Prompt: How many lines of the listing contain the string "lead"? Case counts, and the reply should be the number alone.

Stored items
%%

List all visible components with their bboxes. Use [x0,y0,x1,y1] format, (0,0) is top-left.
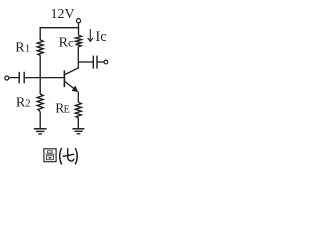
node output terminal [104,60,108,64]
svg-text:c: c [68,36,73,50]
resistor R2 [37,94,43,112]
wire output capacitor to output terminal [98,61,104,63]
label RE [55,101,70,116]
wire RE to ground [77,118,79,129]
wire R1 bottom to base node to R2 top [39,55,41,94]
caption character 圖 [44,149,56,162]
caption character 七 [63,148,75,161]
resistor R1 [37,40,43,55]
svg-text:12V: 12V [51,7,75,22]
wire collector node to output capacitor [78,61,92,63]
svg-text:2: 2 [25,98,30,109]
label R1 [15,40,30,55]
node 12V supply terminal [76,19,80,29]
ground R2 [34,129,47,134]
svg-text:E: E [64,105,70,116]
svg-text:R: R [15,40,25,55]
ground RE [72,129,84,134]
wire capacitor to base [25,77,64,79]
resistor Rc [76,35,82,47]
wire R2 to ground [39,112,41,129]
caption closing parenthesis [75,148,77,164]
label Ic [95,29,106,45]
capacitor output coupling [93,56,97,69]
svg-text:1: 1 [25,43,30,54]
transistor Q1 emitter lead with arrow [65,82,78,103]
transistor Q1 base bar [63,70,65,87]
capacitor input coupling [19,72,24,84]
wire input terminal to capacitor [9,77,19,79]
wire top supply rail [40,28,78,41]
caption opening parenthesis [60,148,62,164]
label Rc [59,36,74,51]
current arrow Ic [88,29,93,41]
transistor Q1 collector lead [65,47,78,75]
node input terminal [5,76,9,80]
svg-text:Ic: Ic [95,29,106,45]
label R2 [16,95,31,110]
label 12V [51,7,75,22]
resistor RE [75,102,81,118]
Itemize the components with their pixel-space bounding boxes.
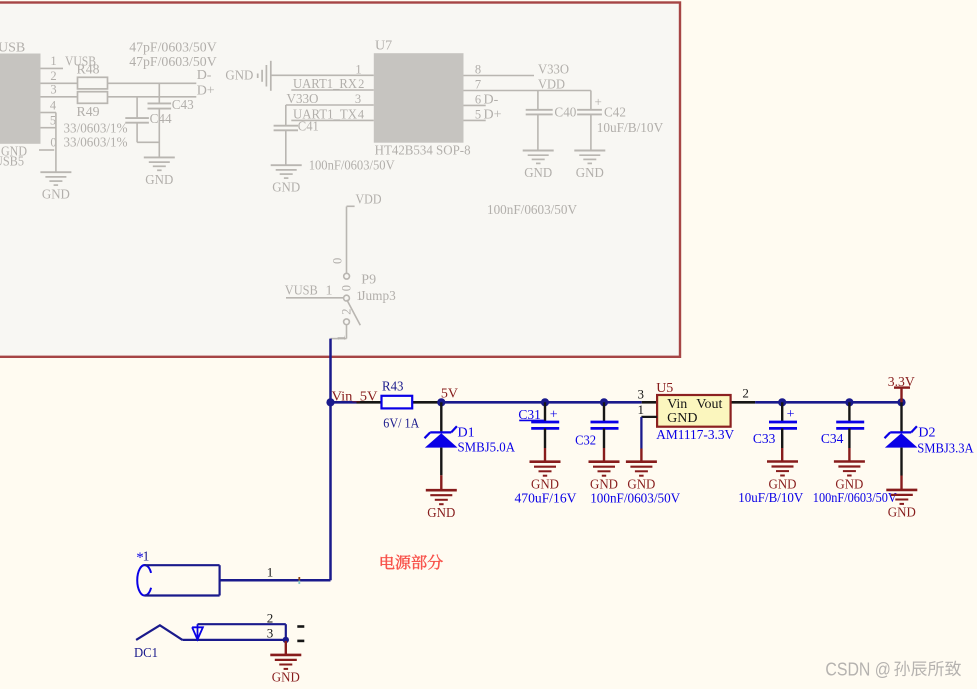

%%

Full solution: 2